◆ **TASK INPUTS**
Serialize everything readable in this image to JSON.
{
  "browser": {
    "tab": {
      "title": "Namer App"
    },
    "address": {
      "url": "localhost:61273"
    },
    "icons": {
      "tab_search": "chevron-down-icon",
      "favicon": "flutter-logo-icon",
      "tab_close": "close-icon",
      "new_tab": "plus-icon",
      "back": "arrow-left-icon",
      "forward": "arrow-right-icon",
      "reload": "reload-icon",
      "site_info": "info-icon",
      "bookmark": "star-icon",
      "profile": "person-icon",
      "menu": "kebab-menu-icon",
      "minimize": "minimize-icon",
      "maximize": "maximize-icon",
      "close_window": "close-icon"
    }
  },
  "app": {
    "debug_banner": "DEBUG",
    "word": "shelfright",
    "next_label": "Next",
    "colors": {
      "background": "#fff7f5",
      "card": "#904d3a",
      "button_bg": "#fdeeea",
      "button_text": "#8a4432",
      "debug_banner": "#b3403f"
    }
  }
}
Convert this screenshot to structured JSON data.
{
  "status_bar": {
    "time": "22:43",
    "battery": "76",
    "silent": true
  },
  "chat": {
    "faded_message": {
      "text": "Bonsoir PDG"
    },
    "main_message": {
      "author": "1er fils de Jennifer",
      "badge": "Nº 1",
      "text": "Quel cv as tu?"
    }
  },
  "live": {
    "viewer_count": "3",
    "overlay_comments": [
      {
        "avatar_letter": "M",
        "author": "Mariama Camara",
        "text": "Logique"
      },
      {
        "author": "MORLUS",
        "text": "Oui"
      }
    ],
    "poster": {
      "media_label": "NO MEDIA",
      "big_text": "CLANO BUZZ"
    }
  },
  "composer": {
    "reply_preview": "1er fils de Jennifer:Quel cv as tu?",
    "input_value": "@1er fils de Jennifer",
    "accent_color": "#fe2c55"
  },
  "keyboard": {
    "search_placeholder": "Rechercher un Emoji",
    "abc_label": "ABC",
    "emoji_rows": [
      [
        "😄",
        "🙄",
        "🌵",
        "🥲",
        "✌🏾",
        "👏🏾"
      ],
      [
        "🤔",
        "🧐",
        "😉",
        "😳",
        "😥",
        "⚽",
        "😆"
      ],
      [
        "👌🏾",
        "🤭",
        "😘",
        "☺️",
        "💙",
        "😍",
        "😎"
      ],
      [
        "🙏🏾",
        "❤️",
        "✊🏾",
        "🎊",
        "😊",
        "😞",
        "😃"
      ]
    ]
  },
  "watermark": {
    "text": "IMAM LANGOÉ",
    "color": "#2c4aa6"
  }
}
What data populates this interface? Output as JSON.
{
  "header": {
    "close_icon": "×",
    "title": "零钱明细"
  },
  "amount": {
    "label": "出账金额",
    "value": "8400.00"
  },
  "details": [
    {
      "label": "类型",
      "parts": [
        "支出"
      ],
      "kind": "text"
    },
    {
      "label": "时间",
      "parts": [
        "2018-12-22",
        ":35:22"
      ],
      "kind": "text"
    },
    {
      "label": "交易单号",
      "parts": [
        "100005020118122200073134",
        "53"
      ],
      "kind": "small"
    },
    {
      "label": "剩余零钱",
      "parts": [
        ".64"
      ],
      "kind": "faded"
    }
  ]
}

◆ **GIVEN REQUEST**
Reproduce each line of the material containing the word "author".

◆ **COMPLETED TASK**
      "author": "1er fils de Jennifer",
        "author": "Mariama Camara",
        "author": "MORLUS",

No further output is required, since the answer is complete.